EXERCISE
Leave out the pictures and transcribe the rest of the records exactly.

SUPPLIED RECORDS
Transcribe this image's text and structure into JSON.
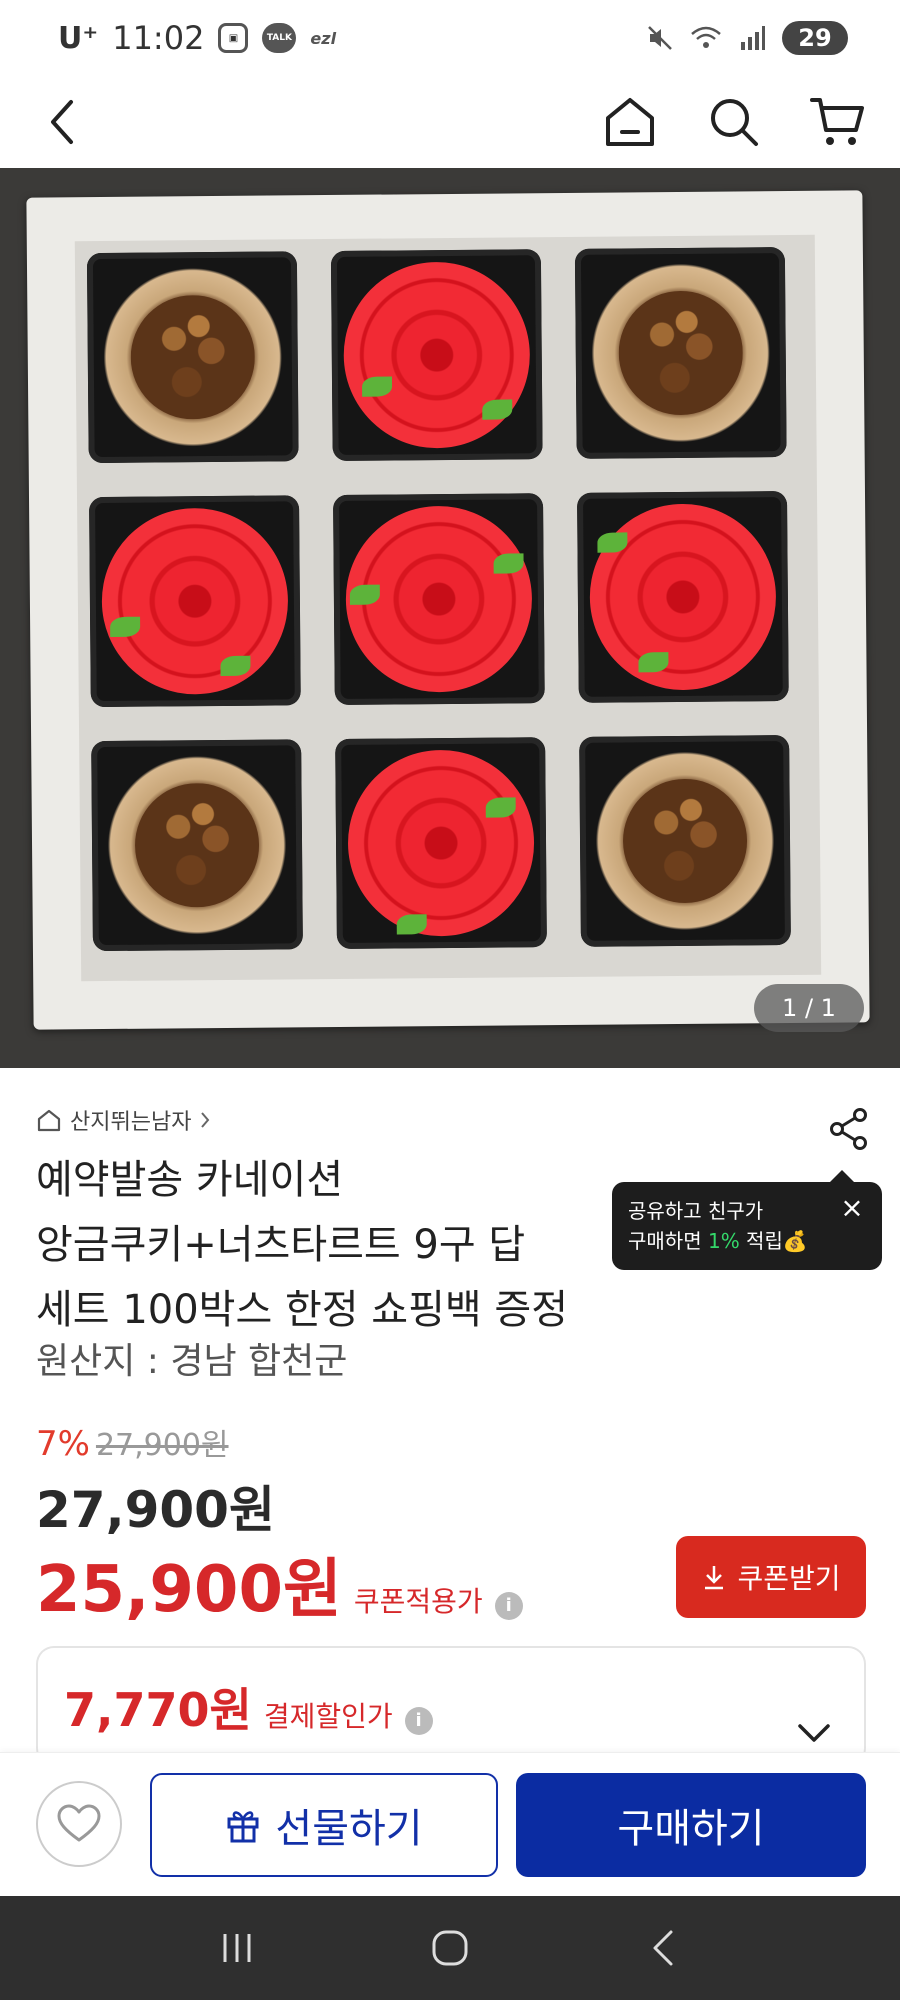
{
  "status": {
    "carrier": "U⁺",
    "time": "11:02",
    "talk": "TALK",
    "ezl": "ezl",
    "battery": "29"
  },
  "product": {
    "image_counter": "1 / 1",
    "store_name": "산지뛰는남자",
    "title_line1": "예약발송 카네이션",
    "title_line2": "앙금쿠키+너츠타르트 9구 답",
    "title_line3": "세트 100박스 한정 쇼핑백 증정",
    "origin": "원산지 : 경남 합천군"
  },
  "tooltip": {
    "line1": "공유하고 친구가",
    "line2_prefix": "구매하면 ",
    "line2_pct": "1%",
    "line2_suffix": " 적립",
    "bag": "💰"
  },
  "price": {
    "discount_pct": "7%",
    "original": "27,900원",
    "sale": "27,900원",
    "coupon_price": "25,900원",
    "coupon_label": "쿠폰적용가",
    "coupon_button": "쿠폰받기",
    "pay_price": "7,770원",
    "pay_label": "결제할인가",
    "info_glyph": "i"
  },
  "actions": {
    "gift": "선물하기",
    "buy": "구매하기"
  },
  "colors": {
    "accent_red": "#d6282a",
    "primary_blue": "#0b2ca2"
  }
}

ANSWER TO THIS EXERCISE
Transcribe this image's text and structure into JSON.
{
  "status": {
    "carrier": "U⁺",
    "time": "11:02",
    "talk": "TALK",
    "ezl": "ezl",
    "battery": "29"
  },
  "product": {
    "image_counter": "1 / 1",
    "store_name": "산지뛰는남자",
    "title_line1": "예약발송 카네이션",
    "title_line2": "앙금쿠키+너츠타르트 9구 답",
    "title_line3": "세트 100박스 한정 쇼핑백 증정",
    "origin": "원산지 : 경남 합천군"
  },
  "tooltip": {
    "line1": "공유하고 친구가",
    "line2_prefix": "구매하면 ",
    "line2_pct": "1%",
    "line2_suffix": " 적립",
    "bag": "💰"
  },
  "price": {
    "discount_pct": "7%",
    "original": "27,900원",
    "sale": "27,900원",
    "coupon_price": "25,900원",
    "coupon_label": "쿠폰적용가",
    "coupon_button": "쿠폰받기",
    "pay_price": "7,770원",
    "pay_label": "결제할인가",
    "info_glyph": "i"
  },
  "actions": {
    "gift": "선물하기",
    "buy": "구매하기"
  },
  "colors": {
    "accent_red": "#d6282a",
    "primary_blue": "#0b2ca2"
  }
}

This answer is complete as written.